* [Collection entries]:
---*---
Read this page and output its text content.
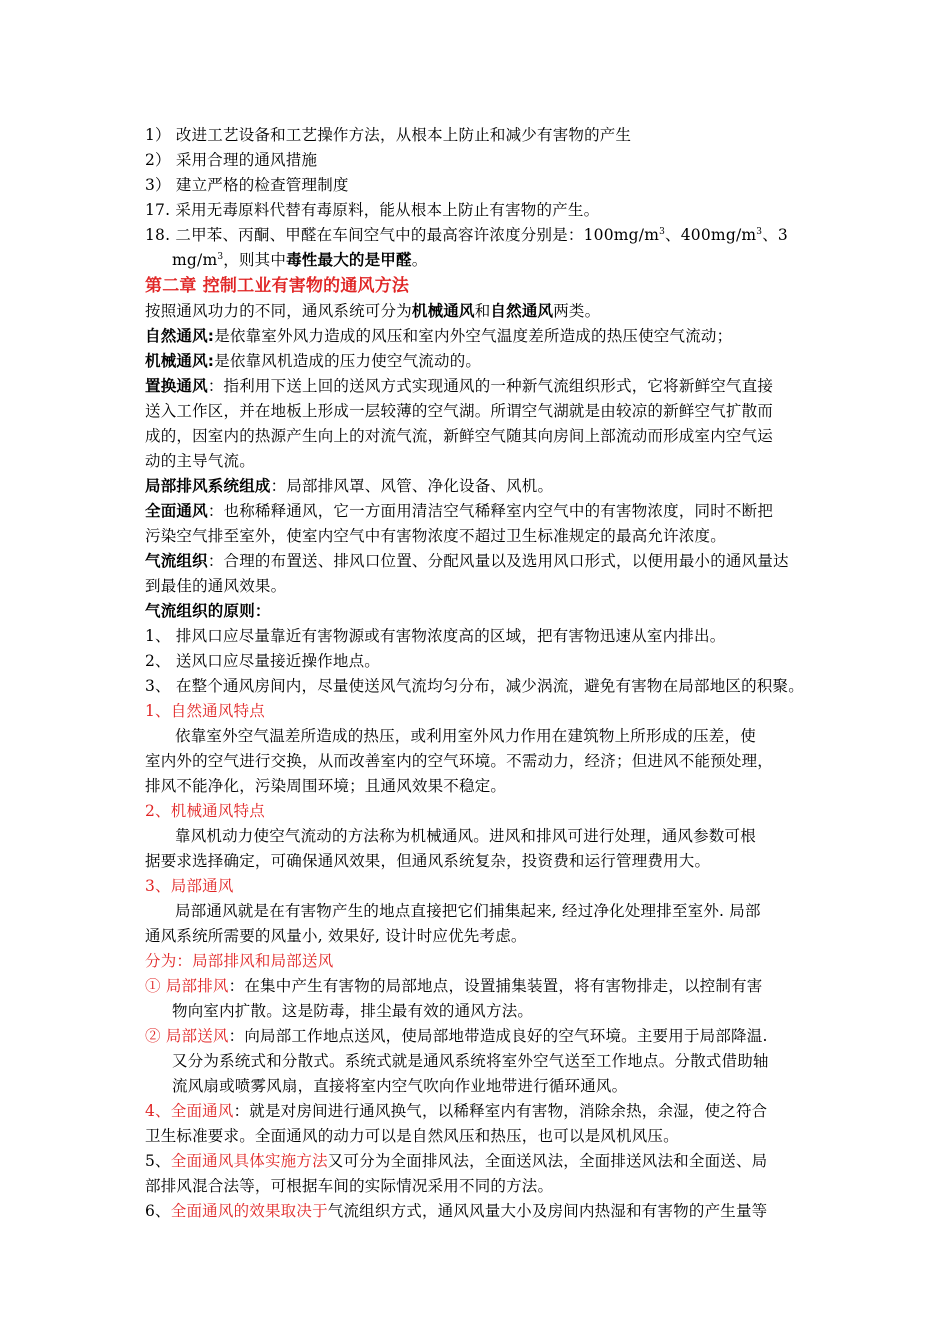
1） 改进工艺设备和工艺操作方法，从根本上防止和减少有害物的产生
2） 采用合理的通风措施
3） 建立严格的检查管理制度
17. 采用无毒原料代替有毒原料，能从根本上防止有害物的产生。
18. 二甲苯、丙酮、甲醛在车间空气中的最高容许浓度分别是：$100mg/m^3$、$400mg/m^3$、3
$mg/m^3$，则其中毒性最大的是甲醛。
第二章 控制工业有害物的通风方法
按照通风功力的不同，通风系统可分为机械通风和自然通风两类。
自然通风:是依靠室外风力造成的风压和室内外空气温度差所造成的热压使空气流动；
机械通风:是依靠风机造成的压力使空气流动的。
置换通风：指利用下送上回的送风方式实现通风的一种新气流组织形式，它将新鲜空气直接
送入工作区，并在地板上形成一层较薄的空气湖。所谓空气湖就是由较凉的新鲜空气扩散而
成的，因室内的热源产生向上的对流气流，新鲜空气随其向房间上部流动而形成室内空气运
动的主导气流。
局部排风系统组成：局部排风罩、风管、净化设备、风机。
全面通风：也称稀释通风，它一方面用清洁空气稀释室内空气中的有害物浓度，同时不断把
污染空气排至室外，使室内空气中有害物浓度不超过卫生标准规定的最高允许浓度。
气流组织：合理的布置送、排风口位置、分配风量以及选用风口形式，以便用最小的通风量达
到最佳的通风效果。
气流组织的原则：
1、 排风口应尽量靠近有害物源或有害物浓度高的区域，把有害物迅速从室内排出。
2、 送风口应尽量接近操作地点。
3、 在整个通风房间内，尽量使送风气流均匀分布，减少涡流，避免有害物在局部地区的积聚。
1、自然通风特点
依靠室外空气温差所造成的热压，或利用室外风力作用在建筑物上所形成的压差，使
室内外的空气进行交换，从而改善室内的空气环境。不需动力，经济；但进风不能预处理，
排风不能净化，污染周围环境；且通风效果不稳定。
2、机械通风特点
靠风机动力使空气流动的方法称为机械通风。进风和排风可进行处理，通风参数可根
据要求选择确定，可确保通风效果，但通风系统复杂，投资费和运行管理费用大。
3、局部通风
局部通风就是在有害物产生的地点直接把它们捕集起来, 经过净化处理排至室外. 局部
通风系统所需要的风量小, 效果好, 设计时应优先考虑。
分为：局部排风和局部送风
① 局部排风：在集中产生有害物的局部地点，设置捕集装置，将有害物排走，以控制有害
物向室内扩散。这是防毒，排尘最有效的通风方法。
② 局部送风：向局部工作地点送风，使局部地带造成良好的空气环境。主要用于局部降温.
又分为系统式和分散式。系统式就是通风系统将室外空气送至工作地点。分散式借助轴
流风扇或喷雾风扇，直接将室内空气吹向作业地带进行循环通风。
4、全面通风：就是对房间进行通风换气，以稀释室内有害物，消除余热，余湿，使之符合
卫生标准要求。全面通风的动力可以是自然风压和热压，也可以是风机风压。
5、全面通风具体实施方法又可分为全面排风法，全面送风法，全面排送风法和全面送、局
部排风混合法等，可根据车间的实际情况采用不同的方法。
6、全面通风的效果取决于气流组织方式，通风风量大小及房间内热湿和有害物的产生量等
---*---
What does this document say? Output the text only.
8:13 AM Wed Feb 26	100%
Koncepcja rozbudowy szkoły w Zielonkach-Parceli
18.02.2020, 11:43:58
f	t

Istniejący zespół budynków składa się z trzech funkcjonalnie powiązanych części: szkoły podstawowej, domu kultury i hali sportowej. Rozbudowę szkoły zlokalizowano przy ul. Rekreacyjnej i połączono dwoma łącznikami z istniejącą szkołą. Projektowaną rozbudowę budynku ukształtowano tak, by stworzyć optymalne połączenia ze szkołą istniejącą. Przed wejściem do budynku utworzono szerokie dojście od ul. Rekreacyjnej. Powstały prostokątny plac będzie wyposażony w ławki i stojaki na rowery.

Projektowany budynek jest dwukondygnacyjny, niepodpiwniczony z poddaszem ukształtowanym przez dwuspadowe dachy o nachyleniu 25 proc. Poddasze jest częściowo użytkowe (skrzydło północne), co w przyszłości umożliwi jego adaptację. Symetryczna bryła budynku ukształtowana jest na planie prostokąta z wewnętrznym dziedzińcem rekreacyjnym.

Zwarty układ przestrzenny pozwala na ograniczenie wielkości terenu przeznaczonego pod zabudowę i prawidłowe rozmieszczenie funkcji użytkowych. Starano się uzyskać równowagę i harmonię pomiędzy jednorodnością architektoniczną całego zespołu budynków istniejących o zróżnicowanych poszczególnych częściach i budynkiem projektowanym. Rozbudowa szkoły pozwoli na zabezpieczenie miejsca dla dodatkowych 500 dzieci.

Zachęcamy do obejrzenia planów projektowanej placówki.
---*---
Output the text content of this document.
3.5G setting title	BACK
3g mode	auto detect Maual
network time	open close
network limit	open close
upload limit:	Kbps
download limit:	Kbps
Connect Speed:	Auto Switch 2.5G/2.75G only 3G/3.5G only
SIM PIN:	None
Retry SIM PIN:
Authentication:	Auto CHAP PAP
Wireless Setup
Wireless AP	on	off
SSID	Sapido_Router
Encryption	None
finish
---*---
Gather each line that holds "document".

* [REPLY TO THE TASK]:
What does this document say? Output the text only.
Output the text content of this document.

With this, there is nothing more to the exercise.